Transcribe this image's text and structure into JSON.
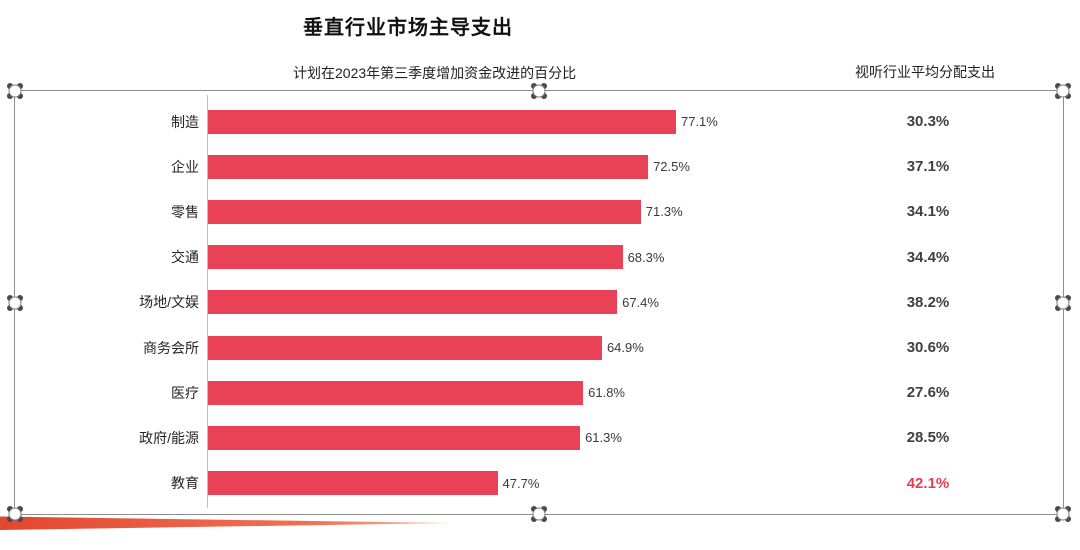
{
  "slide": {
    "title": "垂直行业市场主导支出",
    "left_header": "计划在2023年第三季度增加资金改进的百分比",
    "right_header": "视听行业平均分配支出"
  },
  "chart_data": {
    "type": "bar",
    "orientation": "horizontal",
    "title": "垂直行业市场主导支出",
    "categories": [
      "制造",
      "企业",
      "零售",
      "交通",
      "场地/文娱",
      "商务会所",
      "医疗",
      "政府/能源",
      "教育"
    ],
    "series": [
      {
        "name": "计划在2023年第三季度增加资金改进的百分比",
        "values": [
          77.1,
          72.5,
          71.3,
          68.3,
          67.4,
          64.9,
          61.8,
          61.3,
          47.7
        ],
        "labels": [
          "77.1%",
          "72.5%",
          "71.3%",
          "68.3%",
          "67.4%",
          "64.9%",
          "61.8%",
          "61.3%",
          "47.7%"
        ],
        "unit": "%"
      },
      {
        "name": "视听行业平均分配支出",
        "values": [
          30.3,
          37.1,
          34.1,
          34.4,
          38.2,
          30.6,
          27.6,
          28.5,
          42.1
        ],
        "labels": [
          "30.3%",
          "37.1%",
          "34.1%",
          "34.4%",
          "38.2%",
          "30.6%",
          "27.6%",
          "28.5%",
          "42.1%"
        ],
        "highlight_index": 8,
        "unit": "%"
      }
    ],
    "value_labels": true,
    "legend": "none",
    "grid": false,
    "colors": {
      "bar": "#e94256",
      "value_text": "#3a3a3a",
      "highlight_text": "#ed3b4e",
      "axis": "#c2c2c2"
    }
  },
  "decor": {
    "swoosh_start": "#e2472f",
    "swoosh_mid": "#ef7257",
    "swoosh_end": "#f9b7a2"
  }
}
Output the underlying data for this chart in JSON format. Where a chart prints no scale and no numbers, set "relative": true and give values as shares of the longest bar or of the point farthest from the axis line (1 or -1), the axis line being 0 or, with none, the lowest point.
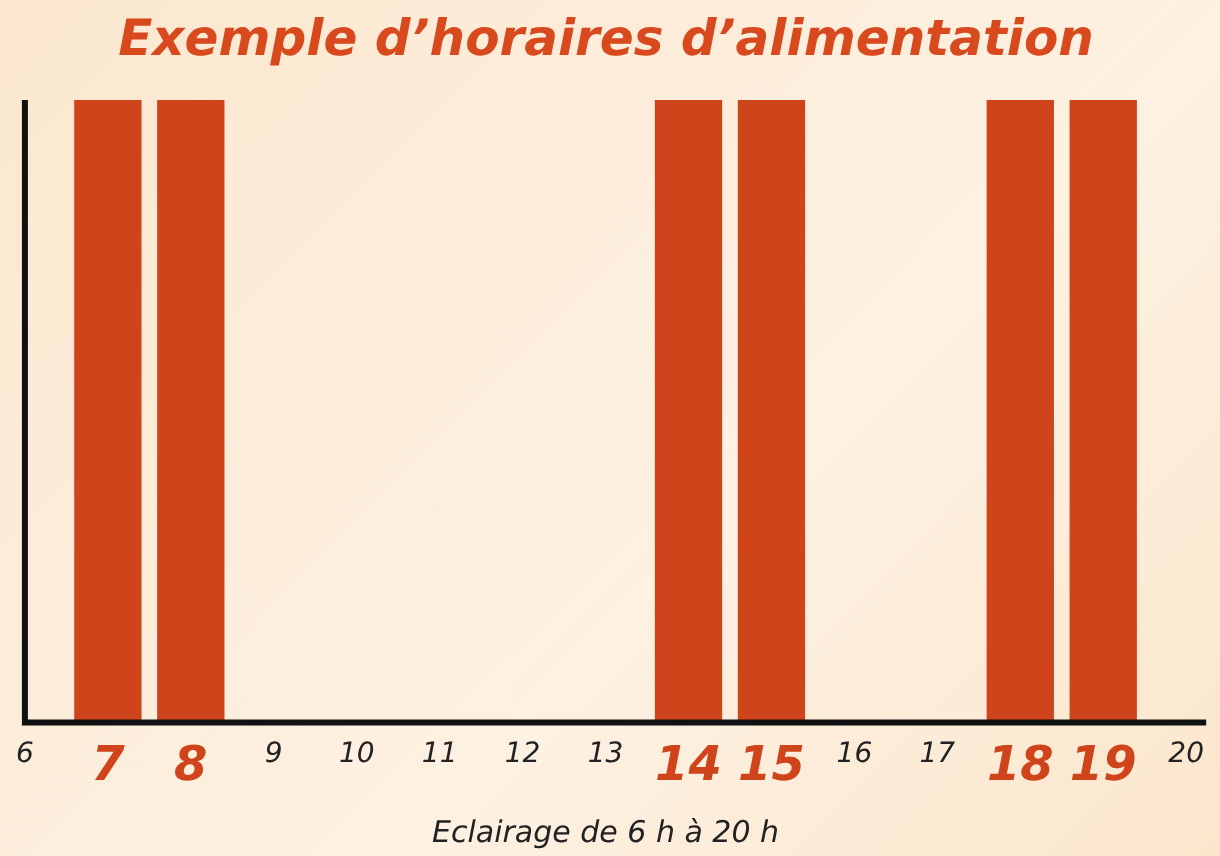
{
  "chart_data": {
    "type": "bar",
    "title": "Exemple d’horaires d’alimentation",
    "xlabel": "Eclairage de 6 h à 20 h",
    "categories": [
      "6",
      "7",
      "8",
      "9",
      "10",
      "11",
      "12",
      "13",
      "14",
      "15",
      "16",
      "17",
      "18",
      "19",
      "20"
    ],
    "values": [
      0,
      1,
      1,
      0,
      0,
      0,
      0,
      0,
      1,
      1,
      0,
      0,
      1,
      1,
      0
    ],
    "color": "#d0441c",
    "relative": true,
    "grid": false,
    "legend": false
  }
}
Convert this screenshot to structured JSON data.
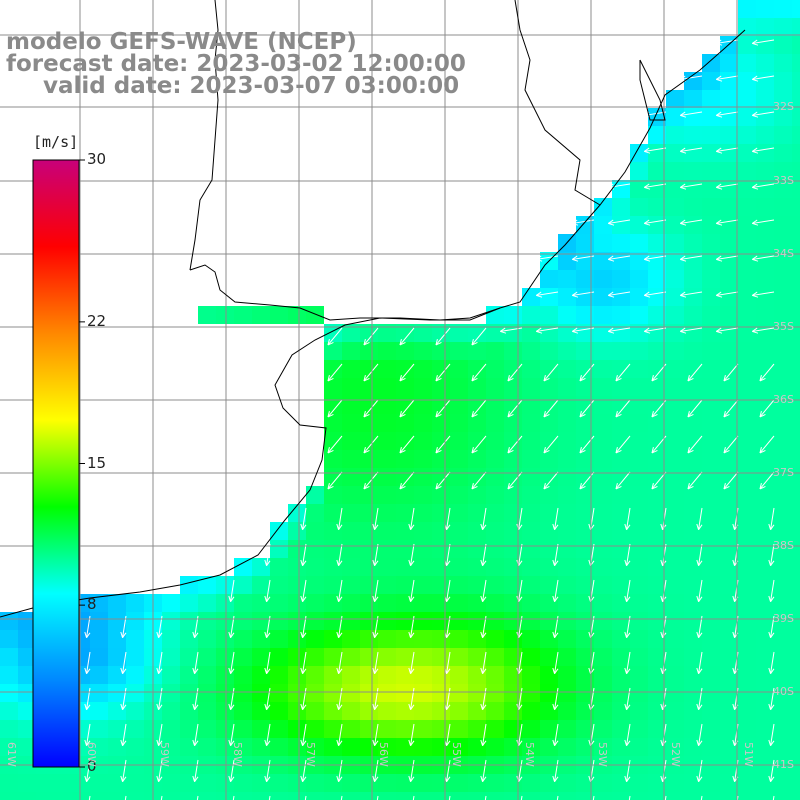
{
  "title": {
    "line1": "modelo GEFS-WAVE (NCEP)",
    "line2": "forecast date: 2023-03-02 12:00:00",
    "line3": "valid date: 2023-03-07 03:00:00"
  },
  "colorbar": {
    "unit": "[m/s]",
    "min": 0,
    "max": 30,
    "ticks": [
      {
        "label": "30",
        "value": 30
      },
      {
        "label": "22",
        "value": 22
      },
      {
        "label": "15",
        "value": 15
      },
      {
        "label": "8",
        "value": 8
      },
      {
        "label": "0",
        "value": 0
      }
    ],
    "stops": [
      "#0000ff",
      "#0088ff",
      "#00ffff",
      "#00ff00",
      "#ffff00",
      "#ff8800",
      "#ff0000",
      "#c8007a"
    ]
  },
  "lat_labels": [
    "32S",
    "33S",
    "34S",
    "35S",
    "36S",
    "37S",
    "38S",
    "39S",
    "40S",
    "41S"
  ],
  "lon_labels": [
    "61W",
    "60W",
    "59W",
    "58W",
    "57W",
    "56W",
    "55W",
    "54W",
    "53W",
    "52W",
    "51W"
  ],
  "colors": {
    "land": "#ffffff",
    "coast": "#000000",
    "grid": "#8c8c8c",
    "arrow": "#ffffff"
  }
}
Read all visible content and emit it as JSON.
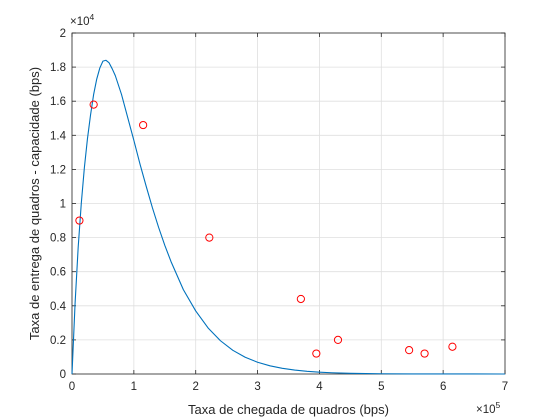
{
  "chart_data": {
    "type": "scatter",
    "xlabel": "Taxa de chegada de quadros (bps)",
    "ylabel": "Taxa de entrega de quadros - capacidade (bps)",
    "xlim": [
      0,
      700000
    ],
    "ylim": [
      0,
      20000
    ],
    "x_multiplier": {
      "base": "×10",
      "exponent": "5"
    },
    "y_multiplier": {
      "base": "×10",
      "exponent": "4"
    },
    "xticks": [
      0,
      1,
      2,
      3,
      4,
      5,
      6,
      7
    ],
    "xtick_labels": [
      "0",
      "1",
      "2",
      "3",
      "4",
      "5",
      "6",
      "7"
    ],
    "yticks": [
      0,
      0.2,
      0.4,
      0.6,
      0.8,
      1,
      1.2,
      1.4,
      1.6,
      1.8,
      2
    ],
    "ytick_labels": [
      "0",
      "0.2",
      "0.4",
      "0.6",
      "0.8",
      "1",
      "1.2",
      "1.4",
      "1.6",
      "1.8",
      "2"
    ],
    "grid": true,
    "series": [
      {
        "kind": "line",
        "color": "#0072bd",
        "x": [
          0,
          5000,
          10000,
          15000,
          20000,
          25000,
          30000,
          35000,
          40000,
          45000,
          50000,
          55000,
          60000,
          65000,
          70000,
          80000,
          90000,
          100000,
          110000,
          120000,
          130000,
          140000,
          150000,
          160000,
          180000,
          200000,
          220000,
          240000,
          260000,
          280000,
          300000,
          320000,
          340000,
          360000,
          380000,
          400000,
          420000,
          450000,
          500000,
          550000,
          600000,
          650000,
          700000
        ],
        "y": [
          0,
          4150,
          7440,
          10000,
          12100,
          13800,
          15200,
          16400,
          17300,
          17950,
          18350,
          18400,
          18250,
          17900,
          17500,
          16400,
          15050,
          13700,
          12300,
          11000,
          9750,
          8600,
          7550,
          6600,
          4950,
          3700,
          2700,
          1950,
          1390,
          985,
          690,
          480,
          335,
          230,
          158,
          108,
          73,
          40,
          14,
          5,
          2,
          1,
          0
        ]
      },
      {
        "kind": "scatter",
        "marker": "circle-open",
        "color": "#ff0000",
        "x": [
          12000,
          35000,
          115000,
          222000,
          370000,
          395000,
          430000,
          545000,
          570000,
          615000
        ],
        "y": [
          9000,
          15800,
          14600,
          8000,
          4400,
          1200,
          2000,
          1400,
          1200,
          1600
        ]
      }
    ]
  }
}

Your goal:
Looking at the material above, count the lines that hold "grid" and give the total alone.

Written answer:
4